Set exercise:
Restate each of the lines given below, word for word.

Records for the exercise:
*****
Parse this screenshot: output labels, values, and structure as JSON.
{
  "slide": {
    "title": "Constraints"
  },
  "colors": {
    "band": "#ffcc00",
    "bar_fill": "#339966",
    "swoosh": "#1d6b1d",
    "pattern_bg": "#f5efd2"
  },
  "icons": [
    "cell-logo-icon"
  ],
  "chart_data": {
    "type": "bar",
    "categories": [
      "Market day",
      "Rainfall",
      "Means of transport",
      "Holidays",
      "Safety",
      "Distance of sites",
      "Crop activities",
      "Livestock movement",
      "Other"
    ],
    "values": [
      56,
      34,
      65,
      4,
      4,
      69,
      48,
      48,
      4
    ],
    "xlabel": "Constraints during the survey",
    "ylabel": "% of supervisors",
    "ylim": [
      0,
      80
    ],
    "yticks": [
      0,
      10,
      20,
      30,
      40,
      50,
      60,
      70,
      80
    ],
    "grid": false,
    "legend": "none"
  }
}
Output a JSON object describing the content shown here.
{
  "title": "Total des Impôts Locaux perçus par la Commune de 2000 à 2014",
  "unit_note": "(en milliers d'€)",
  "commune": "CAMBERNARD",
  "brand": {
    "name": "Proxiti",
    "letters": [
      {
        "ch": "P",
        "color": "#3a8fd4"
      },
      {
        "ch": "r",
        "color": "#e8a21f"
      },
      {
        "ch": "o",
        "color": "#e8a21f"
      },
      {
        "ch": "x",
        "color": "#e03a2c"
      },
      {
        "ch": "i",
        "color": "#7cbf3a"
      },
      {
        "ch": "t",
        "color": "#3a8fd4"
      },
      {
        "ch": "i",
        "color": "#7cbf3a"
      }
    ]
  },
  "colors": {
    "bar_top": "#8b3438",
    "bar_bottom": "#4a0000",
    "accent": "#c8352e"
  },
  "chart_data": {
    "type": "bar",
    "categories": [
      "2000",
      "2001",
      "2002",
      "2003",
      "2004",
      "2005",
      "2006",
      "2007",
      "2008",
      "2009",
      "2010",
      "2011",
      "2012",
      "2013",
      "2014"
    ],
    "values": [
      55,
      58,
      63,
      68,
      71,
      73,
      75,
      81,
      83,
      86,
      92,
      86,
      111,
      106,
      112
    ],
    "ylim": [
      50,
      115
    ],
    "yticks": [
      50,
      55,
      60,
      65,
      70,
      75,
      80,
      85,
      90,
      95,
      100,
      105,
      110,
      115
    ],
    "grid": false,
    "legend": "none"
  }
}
*****
The response:
Parse this screenshot: output labels, values, and structure as JSON.
{
  "slide": {
    "title": "Constraints"
  },
  "colors": {
    "band": "#ffcc00",
    "bar_fill": "#339966",
    "swoosh": "#1d6b1d",
    "pattern_bg": "#f5efd2"
  },
  "icons": [
    "cell-logo-icon"
  ],
  "chart_data": {
    "type": "bar",
    "categories": [
      "Market day",
      "Rainfall",
      "Means of transport",
      "Holidays",
      "Safety",
      "Distance of sites",
      "Crop activities",
      "Livestock movement",
      "Other"
    ],
    "values": [
      56,
      34,
      65,
      4,
      4,
      69,
      48,
      48,
      4
    ],
    "xlabel": "Constraints during the survey",
    "ylabel": "% of supervisors",
    "ylim": [
      0,
      80
    ],
    "yticks": [
      0,
      10,
      20,
      30,
      40,
      50,
      60,
      70,
      80
    ],
    "grid": false,
    "legend": "none"
  }
}
Output a JSON object describing the content shown here.
{
  "title": "Total des Impôts Locaux perçus par la Commune de 2000 à 2014",
  "unit_note": "(en milliers d'€)",
  "commune": "CAMBERNARD",
  "brand": {
    "name": "Proxiti",
    "letters": [
      {
        "ch": "P",
        "color": "#3a8fd4"
      },
      {
        "ch": "r",
        "color": "#e8a21f"
      },
      {
        "ch": "o",
        "color": "#e8a21f"
      },
      {
        "ch": "x",
        "color": "#e03a2c"
      },
      {
        "ch": "i",
        "color": "#7cbf3a"
      },
      {
        "ch": "t",
        "color": "#3a8fd4"
      },
      {
        "ch": "i",
        "color": "#7cbf3a"
      }
    ]
  },
  "colors": {
    "bar_top": "#8b3438",
    "bar_bottom": "#4a0000",
    "accent": "#c8352e"
  },
  "chart_data": {
    "type": "bar",
    "categories": [
      "2000",
      "2001",
      "2002",
      "2003",
      "2004",
      "2005",
      "2006",
      "2007",
      "2008",
      "2009",
      "2010",
      "2011",
      "2012",
      "2013",
      "2014"
    ],
    "values": [
      55,
      58,
      63,
      68,
      71,
      73,
      75,
      81,
      83,
      86,
      92,
      86,
      111,
      106,
      112
    ],
    "ylim": [
      50,
      115
    ],
    "yticks": [
      50,
      55,
      60,
      65,
      70,
      75,
      80,
      85,
      90,
      95,
      100,
      105,
      110,
      115
    ],
    "grid": false,
    "legend": "none"
  }
}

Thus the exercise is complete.